STATED GOAL: Copy out every line of the records where the string "Confidence" occurs.
------
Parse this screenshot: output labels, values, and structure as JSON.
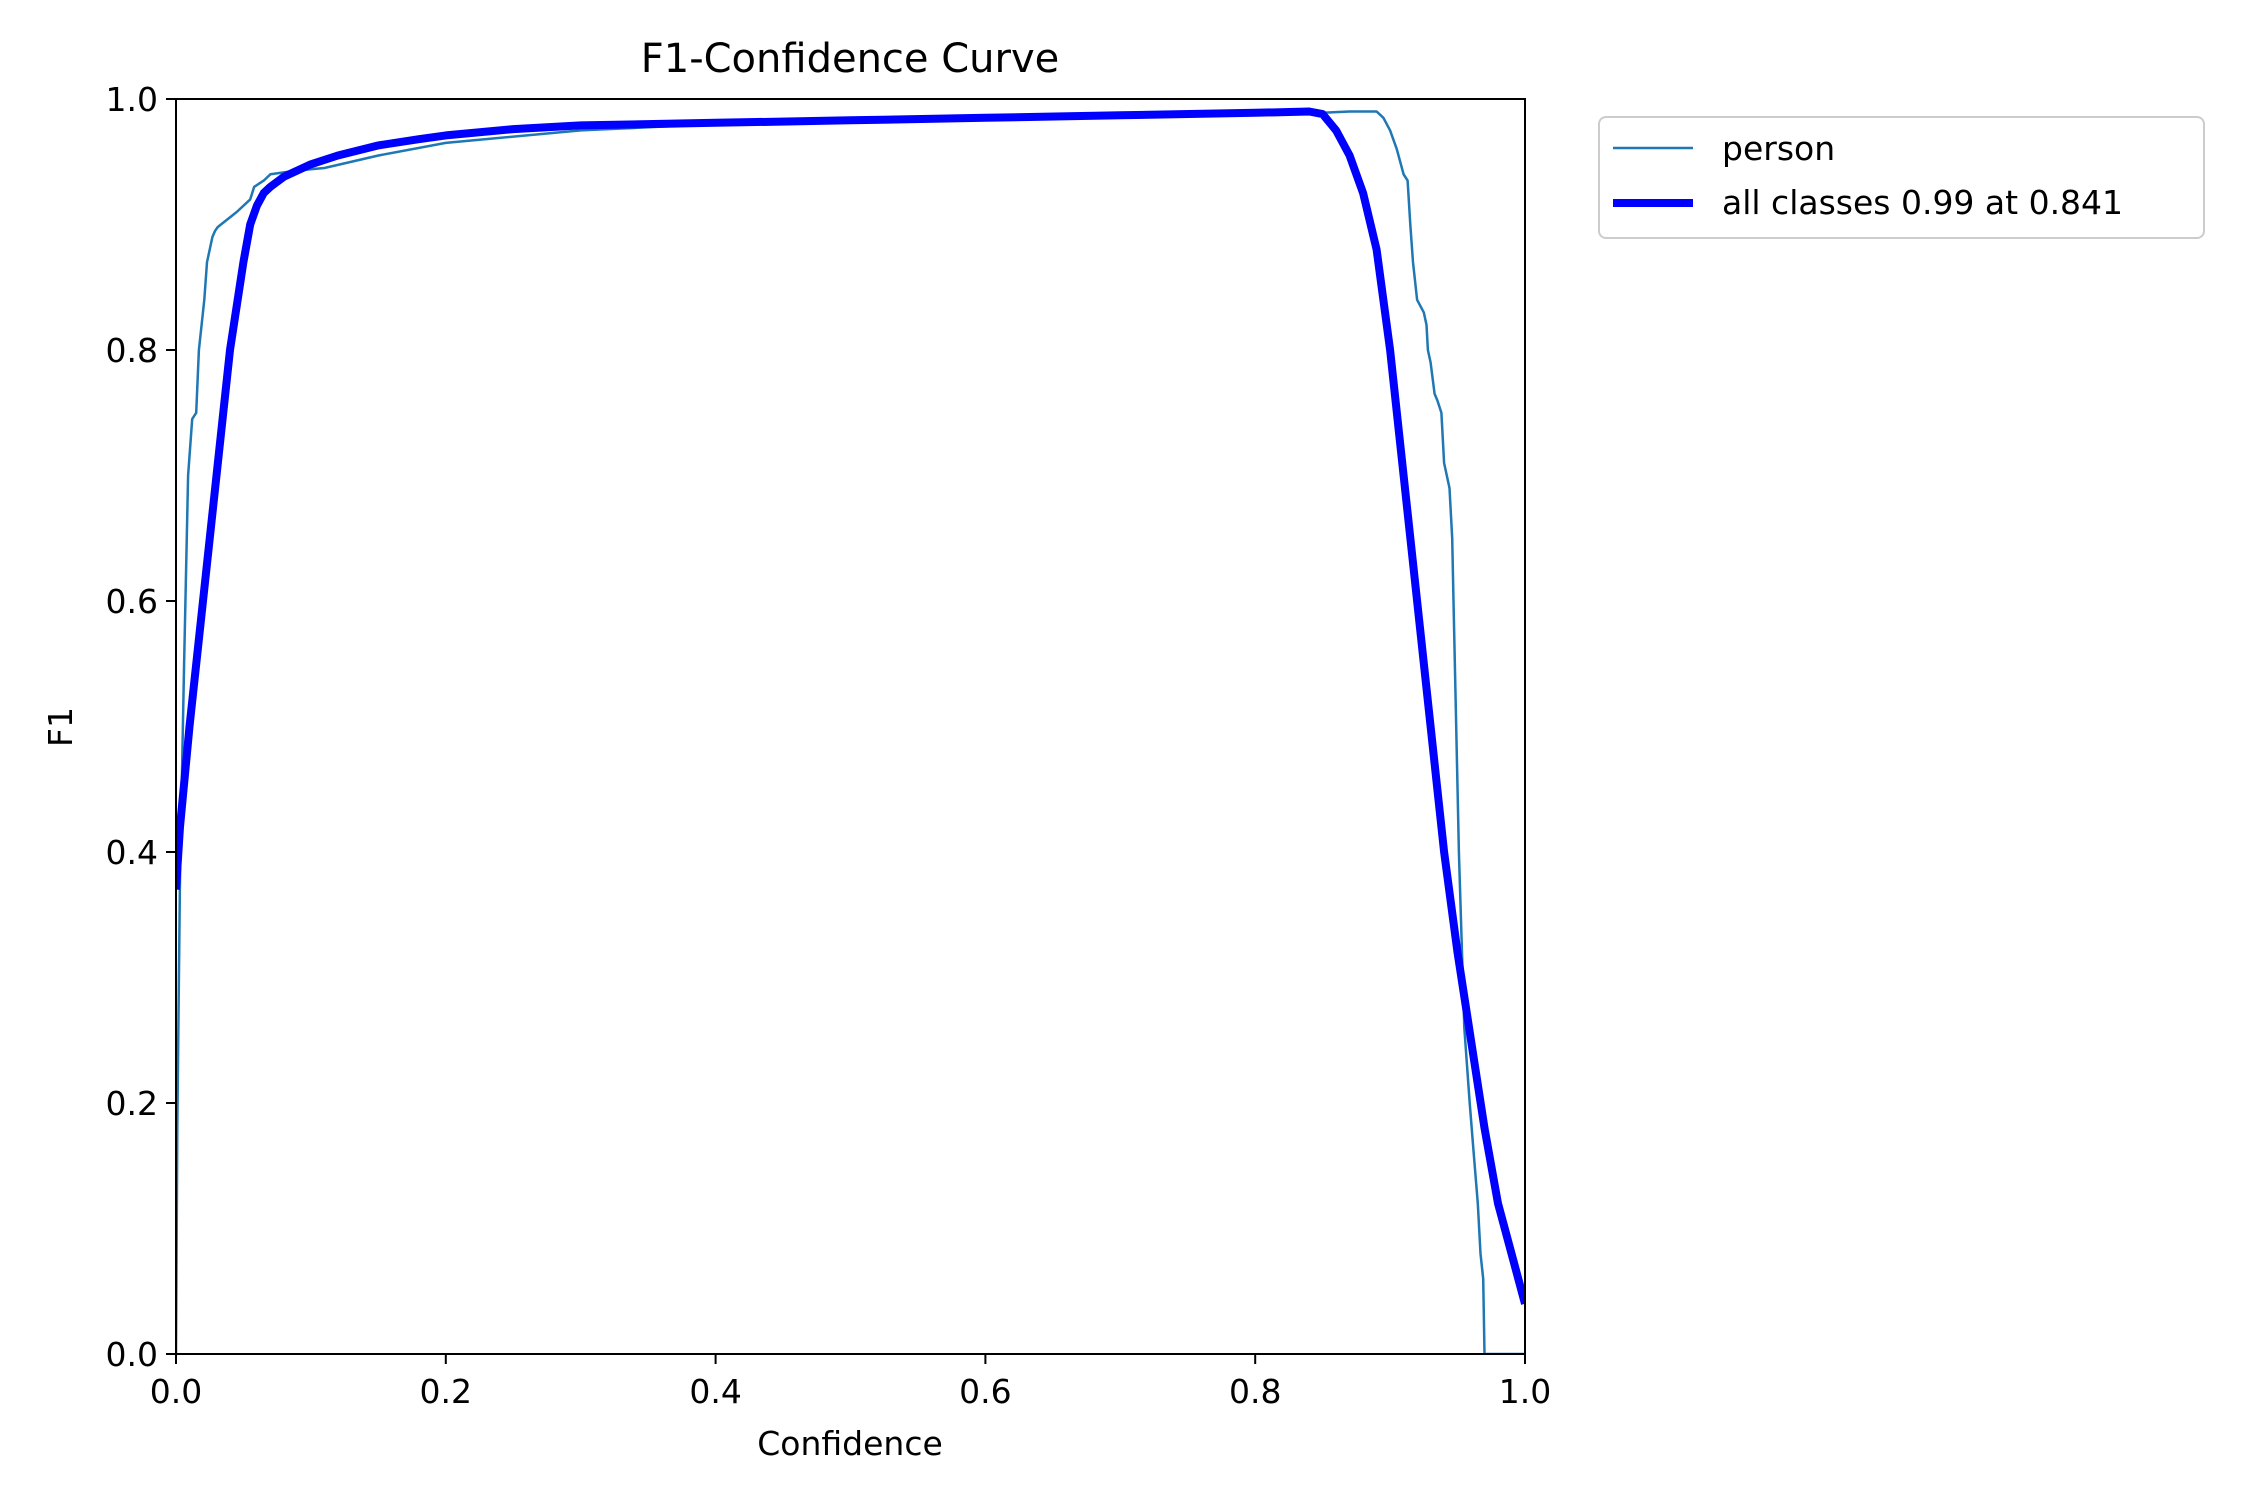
{
  "chart_data": {
    "type": "line",
    "title": "F1-Confidence Curve",
    "xlabel": "Confidence",
    "ylabel": "F1",
    "xlim": [
      0,
      1
    ],
    "ylim": [
      0,
      1
    ],
    "grid": false,
    "legend_position": "outside top-right",
    "x_ticks": [
      "0.0",
      "0.2",
      "0.4",
      "0.6",
      "0.8",
      "1.0"
    ],
    "y_ticks": [
      "0.0",
      "0.2",
      "0.4",
      "0.6",
      "0.8",
      "1.0"
    ],
    "series": [
      {
        "name": "person",
        "color": "#1f77b4",
        "style": "thin",
        "x": [
          0.0,
          0.001,
          0.003,
          0.006,
          0.009,
          0.012,
          0.015,
          0.017,
          0.019,
          0.021,
          0.023,
          0.025,
          0.027,
          0.029,
          0.031,
          0.045,
          0.055,
          0.058,
          0.065,
          0.07,
          0.09,
          0.11,
          0.15,
          0.2,
          0.3,
          0.4,
          0.5,
          0.6,
          0.7,
          0.8,
          0.85,
          0.87,
          0.89,
          0.895,
          0.9,
          0.905,
          0.91,
          0.913,
          0.915,
          0.917,
          0.92,
          0.925,
          0.927,
          0.928,
          0.93,
          0.933,
          0.935,
          0.938,
          0.94,
          0.942,
          0.944,
          0.946,
          0.947,
          0.949,
          0.951,
          0.955,
          0.957,
          0.959,
          0.962,
          0.965,
          0.967,
          0.969,
          0.97,
          0.975,
          1.0
        ],
        "y": [
          0.0,
          0.18,
          0.38,
          0.55,
          0.7,
          0.745,
          0.75,
          0.8,
          0.82,
          0.84,
          0.87,
          0.88,
          0.89,
          0.895,
          0.898,
          0.91,
          0.92,
          0.93,
          0.935,
          0.94,
          0.943,
          0.945,
          0.955,
          0.965,
          0.975,
          0.98,
          0.983,
          0.985,
          0.987,
          0.988,
          0.989,
          0.99,
          0.99,
          0.985,
          0.975,
          0.96,
          0.94,
          0.935,
          0.9,
          0.87,
          0.84,
          0.83,
          0.82,
          0.8,
          0.79,
          0.765,
          0.76,
          0.75,
          0.71,
          0.7,
          0.69,
          0.65,
          0.6,
          0.5,
          0.4,
          0.26,
          0.23,
          0.2,
          0.16,
          0.12,
          0.08,
          0.06,
          0.0,
          0.0,
          0.0
        ]
      },
      {
        "name": "all classes 0.99 at 0.841",
        "color": "#0000ff",
        "style": "thick",
        "x": [
          0.0,
          0.003,
          0.01,
          0.02,
          0.03,
          0.04,
          0.05,
          0.055,
          0.06,
          0.065,
          0.07,
          0.08,
          0.1,
          0.12,
          0.15,
          0.18,
          0.2,
          0.25,
          0.3,
          0.4,
          0.5,
          0.6,
          0.7,
          0.8,
          0.84,
          0.85,
          0.86,
          0.87,
          0.88,
          0.89,
          0.9,
          0.91,
          0.92,
          0.93,
          0.94,
          0.95,
          0.96,
          0.97,
          0.98,
          0.99,
          1.0
        ],
        "y": [
          0.37,
          0.42,
          0.5,
          0.6,
          0.7,
          0.8,
          0.87,
          0.9,
          0.915,
          0.925,
          0.93,
          0.938,
          0.948,
          0.955,
          0.963,
          0.968,
          0.971,
          0.976,
          0.979,
          0.981,
          0.983,
          0.985,
          0.987,
          0.989,
          0.99,
          0.988,
          0.975,
          0.955,
          0.925,
          0.88,
          0.8,
          0.7,
          0.6,
          0.5,
          0.4,
          0.32,
          0.25,
          0.18,
          0.12,
          0.08,
          0.04
        ]
      }
    ]
  }
}
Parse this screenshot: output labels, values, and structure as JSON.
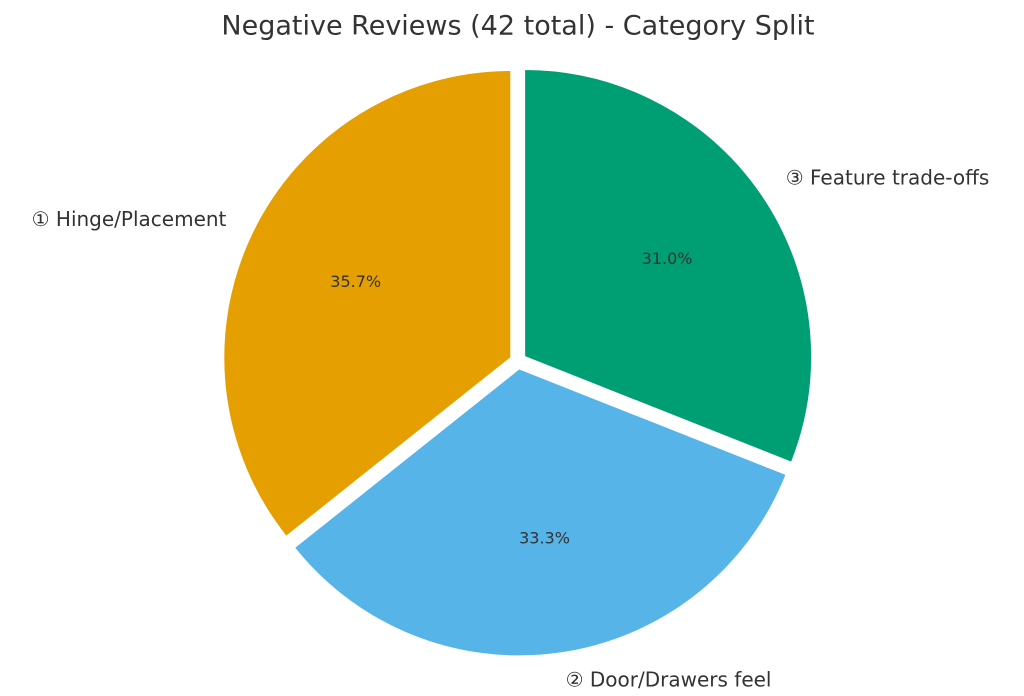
{
  "chart_data": {
    "type": "pie",
    "title": "Negative Reviews (42 total) - Category Split",
    "categories": [
      "① Hinge/Placement",
      "② Door/Drawers feel",
      "③ Feature trade-offs"
    ],
    "values": [
      35.7,
      33.3,
      31.0
    ],
    "value_labels": [
      "35.7%",
      "33.3%",
      "31.0%"
    ],
    "colors": [
      "#E69F00",
      "#56B4E9",
      "#009E73"
    ]
  }
}
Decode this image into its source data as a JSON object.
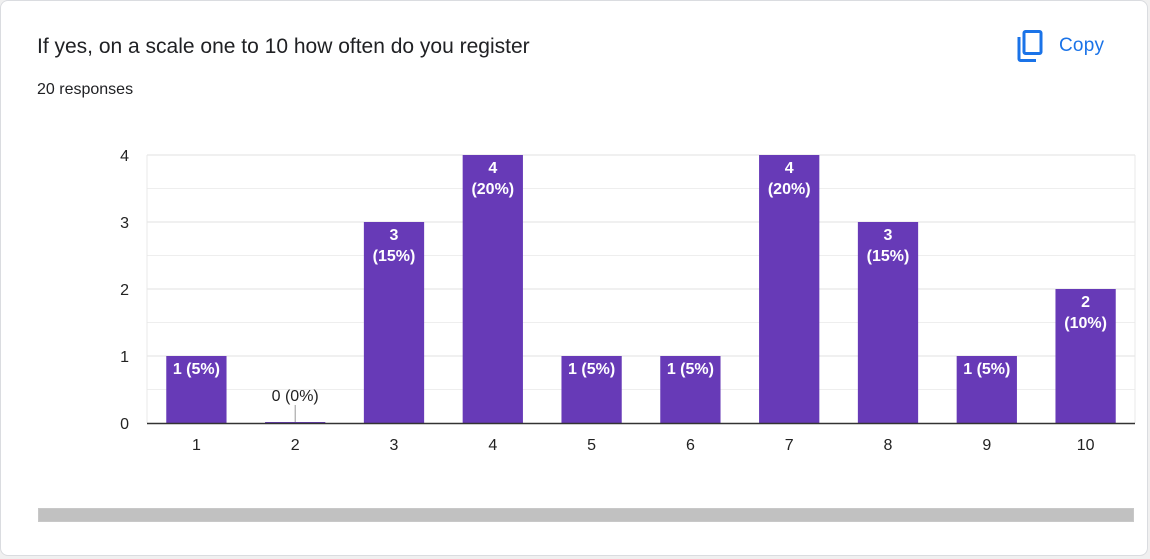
{
  "header": {
    "title": "If yes, on a scale one to 10 how often do you register",
    "responses": "20 responses",
    "copy_label": "Copy"
  },
  "colors": {
    "bar": "#673ab7",
    "accent": "#1a73e8",
    "grid": "#e8e8e8",
    "axis": "#333333"
  },
  "icons": {
    "copy": "copy-icon"
  },
  "chart_data": {
    "type": "bar",
    "categories": [
      "1",
      "2",
      "3",
      "4",
      "5",
      "6",
      "7",
      "8",
      "9",
      "10"
    ],
    "values": [
      1,
      0,
      3,
      4,
      1,
      1,
      4,
      3,
      1,
      2
    ],
    "data_labels": [
      [
        "1 (5%)"
      ],
      [
        "0 (0%)"
      ],
      [
        "3",
        "(15%)"
      ],
      [
        "4",
        "(20%)"
      ],
      [
        "1 (5%)"
      ],
      [
        "1 (5%)"
      ],
      [
        "4",
        "(20%)"
      ],
      [
        "3",
        "(15%)"
      ],
      [
        "1 (5%)"
      ],
      [
        "2",
        "(10%)"
      ]
    ],
    "y_ticks": [
      "0",
      "1",
      "2",
      "3",
      "4"
    ],
    "ylim": [
      0,
      4
    ],
    "grid": true
  }
}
------
RESPONSE FOR THIS EXERCISE:
    "title": "F1-Confidence Curve",
    "xlabel": "Confidence",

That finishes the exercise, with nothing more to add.